Entries:
[BEGIN]

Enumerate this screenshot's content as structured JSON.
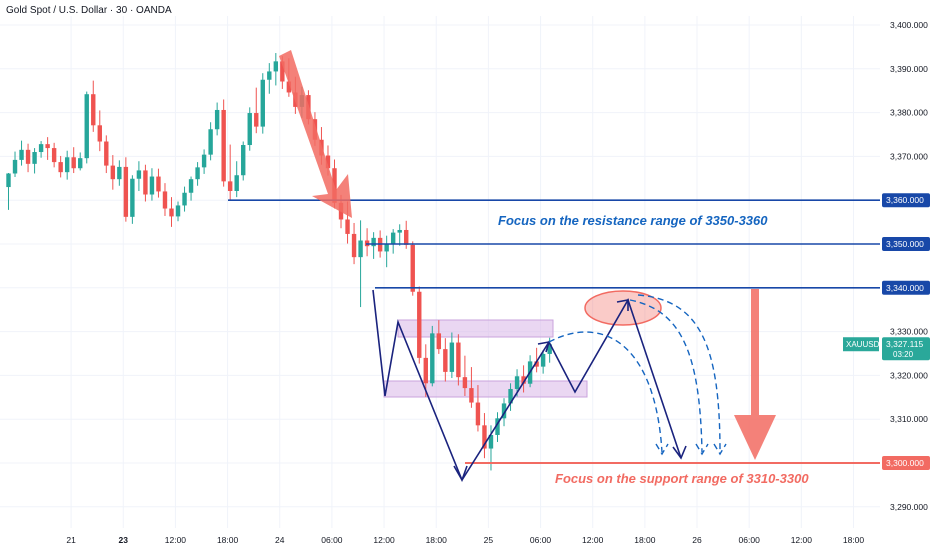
{
  "header": {
    "symbol_title": "Gold Spot / U.S. Dollar · 30 · OANDA"
  },
  "chart_data": {
    "type": "candlestick",
    "symbol": "XAUUSD",
    "timeframe": "30",
    "broker": "OANDA",
    "ylim": [
      3286,
      3404
    ],
    "y_ticks": [
      3290,
      3300,
      3310,
      3320,
      3330,
      3340,
      3350,
      3360,
      3370,
      3380,
      3390,
      3400
    ],
    "y_tick_labels": [
      "3,290.000",
      "3,300.000",
      "3,310.000",
      "3,320.000",
      "3,330.000",
      "3,340.000",
      "3,350.000",
      "3,360.000",
      "3,370.000",
      "3,380.000",
      "3,390.000",
      "3,400.000"
    ],
    "x_ticks": [
      {
        "label": "21",
        "idx": 5,
        "bold": false
      },
      {
        "label": "23",
        "idx": 13,
        "bold": true
      },
      {
        "label": "12:00",
        "idx": 21,
        "bold": false
      },
      {
        "label": "18:00",
        "idx": 29,
        "bold": false
      },
      {
        "label": "24",
        "idx": 37,
        "bold": false
      },
      {
        "label": "06:00",
        "idx": 45,
        "bold": false
      },
      {
        "label": "12:00",
        "idx": 53,
        "bold": false
      },
      {
        "label": "18:00",
        "idx": 61,
        "bold": false
      },
      {
        "label": "25",
        "idx": 69,
        "bold": false
      },
      {
        "label": "06:00",
        "idx": 77,
        "bold": false
      },
      {
        "label": "12:00",
        "idx": 85,
        "bold": false
      },
      {
        "label": "18:00",
        "idx": 93,
        "bold": false
      },
      {
        "label": "26",
        "idx": 101,
        "bold": false
      },
      {
        "label": "06:00",
        "idx": 109,
        "bold": false
      },
      {
        "label": "12:00",
        "idx": 117,
        "bold": false
      },
      {
        "label": "18:00",
        "idx": 125,
        "bold": false
      }
    ],
    "colors": {
      "up": "#26a69a",
      "down": "#ef5350",
      "level": "#1848a8",
      "support": "#f26b62",
      "zone": "#d8b6e8",
      "projection": "#1a237e"
    },
    "candles": [
      {
        "o": 3363.0,
        "h": 3366.2,
        "l": 3357.8,
        "c": 3366.1
      },
      {
        "o": 3366.1,
        "h": 3371.1,
        "l": 3365.3,
        "c": 3369.2
      },
      {
        "o": 3369.2,
        "h": 3373.6,
        "l": 3367.9,
        "c": 3371.5
      },
      {
        "o": 3371.5,
        "h": 3372.9,
        "l": 3366.4,
        "c": 3368.3
      },
      {
        "o": 3368.3,
        "h": 3371.9,
        "l": 3366.1,
        "c": 3371.0
      },
      {
        "o": 3371.0,
        "h": 3373.5,
        "l": 3369.7,
        "c": 3372.8
      },
      {
        "o": 3372.8,
        "h": 3374.4,
        "l": 3369.2,
        "c": 3371.9
      },
      {
        "o": 3371.9,
        "h": 3373.1,
        "l": 3367.5,
        "c": 3368.7
      },
      {
        "o": 3368.7,
        "h": 3370.1,
        "l": 3365.2,
        "c": 3366.4
      },
      {
        "o": 3366.4,
        "h": 3371.3,
        "l": 3364.7,
        "c": 3369.8
      },
      {
        "o": 3369.8,
        "h": 3372.1,
        "l": 3366.2,
        "c": 3367.3
      },
      {
        "o": 3367.3,
        "h": 3370.9,
        "l": 3366.8,
        "c": 3369.6
      },
      {
        "o": 3369.6,
        "h": 3384.8,
        "l": 3368.4,
        "c": 3384.2
      },
      {
        "o": 3384.2,
        "h": 3387.3,
        "l": 3375.6,
        "c": 3377.1
      },
      {
        "o": 3377.1,
        "h": 3380.5,
        "l": 3371.2,
        "c": 3373.4
      },
      {
        "o": 3373.4,
        "h": 3374.8,
        "l": 3366.2,
        "c": 3367.9
      },
      {
        "o": 3367.9,
        "h": 3370.3,
        "l": 3362.4,
        "c": 3364.8
      },
      {
        "o": 3364.8,
        "h": 3369.1,
        "l": 3363.3,
        "c": 3367.6
      },
      {
        "o": 3367.6,
        "h": 3369.8,
        "l": 3355.1,
        "c": 3356.2
      },
      {
        "o": 3356.2,
        "h": 3365.7,
        "l": 3354.6,
        "c": 3364.9
      },
      {
        "o": 3364.9,
        "h": 3368.9,
        "l": 3362.1,
        "c": 3366.8
      },
      {
        "o": 3366.8,
        "h": 3368.1,
        "l": 3359.7,
        "c": 3361.3
      },
      {
        "o": 3361.3,
        "h": 3367.3,
        "l": 3359.9,
        "c": 3365.4
      },
      {
        "o": 3365.4,
        "h": 3367.2,
        "l": 3360.6,
        "c": 3362.0
      },
      {
        "o": 3362.0,
        "h": 3363.9,
        "l": 3356.4,
        "c": 3358.1
      },
      {
        "o": 3358.1,
        "h": 3360.7,
        "l": 3353.9,
        "c": 3356.3
      },
      {
        "o": 3356.3,
        "h": 3359.7,
        "l": 3355.2,
        "c": 3358.8
      },
      {
        "o": 3358.8,
        "h": 3363.1,
        "l": 3357.4,
        "c": 3361.7
      },
      {
        "o": 3361.7,
        "h": 3365.4,
        "l": 3359.9,
        "c": 3364.8
      },
      {
        "o": 3364.8,
        "h": 3368.7,
        "l": 3363.3,
        "c": 3367.5
      },
      {
        "o": 3367.5,
        "h": 3371.6,
        "l": 3366.0,
        "c": 3370.4
      },
      {
        "o": 3370.4,
        "h": 3377.8,
        "l": 3369.1,
        "c": 3376.2
      },
      {
        "o": 3376.2,
        "h": 3382.3,
        "l": 3374.8,
        "c": 3380.6
      },
      {
        "o": 3380.6,
        "h": 3383.0,
        "l": 3363.1,
        "c": 3364.3
      },
      {
        "o": 3364.3,
        "h": 3372.7,
        "l": 3359.9,
        "c": 3362.1
      },
      {
        "o": 3362.1,
        "h": 3368.9,
        "l": 3360.7,
        "c": 3365.7
      },
      {
        "o": 3365.7,
        "h": 3373.4,
        "l": 3364.5,
        "c": 3372.6
      },
      {
        "o": 3372.6,
        "h": 3381.2,
        "l": 3371.3,
        "c": 3379.9
      },
      {
        "o": 3379.9,
        "h": 3385.7,
        "l": 3375.3,
        "c": 3376.8
      },
      {
        "o": 3376.8,
        "h": 3389.0,
        "l": 3375.2,
        "c": 3387.5
      },
      {
        "o": 3387.5,
        "h": 3391.3,
        "l": 3384.3,
        "c": 3389.4
      },
      {
        "o": 3389.4,
        "h": 3393.6,
        "l": 3386.2,
        "c": 3391.7
      },
      {
        "o": 3391.7,
        "h": 3392.9,
        "l": 3385.4,
        "c": 3387.1
      },
      {
        "o": 3387.1,
        "h": 3392.4,
        "l": 3383.6,
        "c": 3384.6
      },
      {
        "o": 3384.6,
        "h": 3388.2,
        "l": 3379.7,
        "c": 3381.3
      },
      {
        "o": 3381.3,
        "h": 3385.9,
        "l": 3378.8,
        "c": 3384.0
      },
      {
        "o": 3384.0,
        "h": 3385.1,
        "l": 3377.3,
        "c": 3378.5
      },
      {
        "o": 3378.5,
        "h": 3380.1,
        "l": 3372.4,
        "c": 3373.8
      },
      {
        "o": 3373.8,
        "h": 3376.7,
        "l": 3368.1,
        "c": 3370.2
      },
      {
        "o": 3370.2,
        "h": 3372.5,
        "l": 3365.6,
        "c": 3367.3
      },
      {
        "o": 3367.3,
        "h": 3369.3,
        "l": 3358.1,
        "c": 3359.4
      },
      {
        "o": 3359.4,
        "h": 3361.2,
        "l": 3353.6,
        "c": 3355.6
      },
      {
        "o": 3355.6,
        "h": 3359.7,
        "l": 3350.1,
        "c": 3352.3
      },
      {
        "o": 3352.3,
        "h": 3354.8,
        "l": 3345.4,
        "c": 3347.0
      },
      {
        "o": 3347.0,
        "h": 3355.4,
        "l": 3335.6,
        "c": 3350.8
      },
      {
        "o": 3350.8,
        "h": 3353.6,
        "l": 3347.2,
        "c": 3349.5
      },
      {
        "o": 3349.5,
        "h": 3352.7,
        "l": 3346.6,
        "c": 3351.4
      },
      {
        "o": 3351.4,
        "h": 3353.1,
        "l": 3346.9,
        "c": 3348.3
      },
      {
        "o": 3348.3,
        "h": 3351.9,
        "l": 3344.7,
        "c": 3350.1
      },
      {
        "o": 3350.1,
        "h": 3353.4,
        "l": 3347.8,
        "c": 3352.6
      },
      {
        "o": 3352.6,
        "h": 3354.5,
        "l": 3349.6,
        "c": 3353.2
      },
      {
        "o": 3353.2,
        "h": 3355.3,
        "l": 3348.9,
        "c": 3349.8
      },
      {
        "o": 3349.8,
        "h": 3350.6,
        "l": 3338.2,
        "c": 3339.1
      },
      {
        "o": 3339.1,
        "h": 3340.3,
        "l": 3322.7,
        "c": 3324.0
      },
      {
        "o": 3324.0,
        "h": 3327.1,
        "l": 3315.1,
        "c": 3318.2
      },
      {
        "o": 3318.2,
        "h": 3331.3,
        "l": 3317.5,
        "c": 3329.6
      },
      {
        "o": 3329.6,
        "h": 3332.6,
        "l": 3324.9,
        "c": 3326.0
      },
      {
        "o": 3326.0,
        "h": 3328.5,
        "l": 3318.6,
        "c": 3320.8
      },
      {
        "o": 3320.8,
        "h": 3329.8,
        "l": 3319.4,
        "c": 3327.5
      },
      {
        "o": 3327.5,
        "h": 3329.4,
        "l": 3317.7,
        "c": 3319.6
      },
      {
        "o": 3319.6,
        "h": 3324.5,
        "l": 3315.3,
        "c": 3317.1
      },
      {
        "o": 3317.1,
        "h": 3321.9,
        "l": 3312.6,
        "c": 3313.8
      },
      {
        "o": 3313.8,
        "h": 3317.8,
        "l": 3307.2,
        "c": 3308.6
      },
      {
        "o": 3308.6,
        "h": 3311.4,
        "l": 3301.1,
        "c": 3303.3
      },
      {
        "o": 3303.3,
        "h": 3308.6,
        "l": 3298.3,
        "c": 3306.4
      },
      {
        "o": 3306.4,
        "h": 3311.6,
        "l": 3304.8,
        "c": 3310.2
      },
      {
        "o": 3310.2,
        "h": 3314.8,
        "l": 3308.4,
        "c": 3313.6
      },
      {
        "o": 3313.6,
        "h": 3318.2,
        "l": 3311.9,
        "c": 3316.9
      },
      {
        "o": 3316.9,
        "h": 3321.4,
        "l": 3315.2,
        "c": 3319.8
      },
      {
        "o": 3319.8,
        "h": 3322.3,
        "l": 3316.1,
        "c": 3318.1
      },
      {
        "o": 3318.1,
        "h": 3324.6,
        "l": 3317.3,
        "c": 3323.2
      },
      {
        "o": 3323.2,
        "h": 3326.3,
        "l": 3320.7,
        "c": 3322.0
      },
      {
        "o": 3322.0,
        "h": 3325.8,
        "l": 3320.4,
        "c": 3324.9
      },
      {
        "o": 3324.9,
        "h": 3328.6,
        "l": 3322.9,
        "c": 3327.1
      }
    ],
    "levels": [
      {
        "price": 3360,
        "label": "3,360.000"
      },
      {
        "price": 3350,
        "label": "3,350.000"
      },
      {
        "price": 3340,
        "label": "3,340.000"
      },
      {
        "price": 3300,
        "label": "3,300.000",
        "support": true
      }
    ],
    "current_price": {
      "ticker": "XAUUSD",
      "price_label": "3,327.115",
      "countdown": "03:20",
      "price": 3327.115
    },
    "annotations": {
      "resistance_text": "Focus on the resistance range of 3350-3360",
      "support_text": "Focus on the support range of 3310-3300"
    }
  }
}
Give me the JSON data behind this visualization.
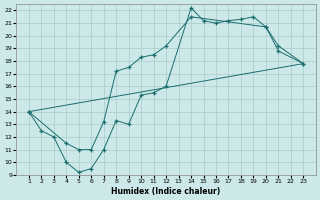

[END]

What to do:
Copy the lines from the entries above in which the word "JSON" appears.

Result of the exercise:
Enumerate this screenshot's content as structured JSON.
Give me the JSON data behind this visualization.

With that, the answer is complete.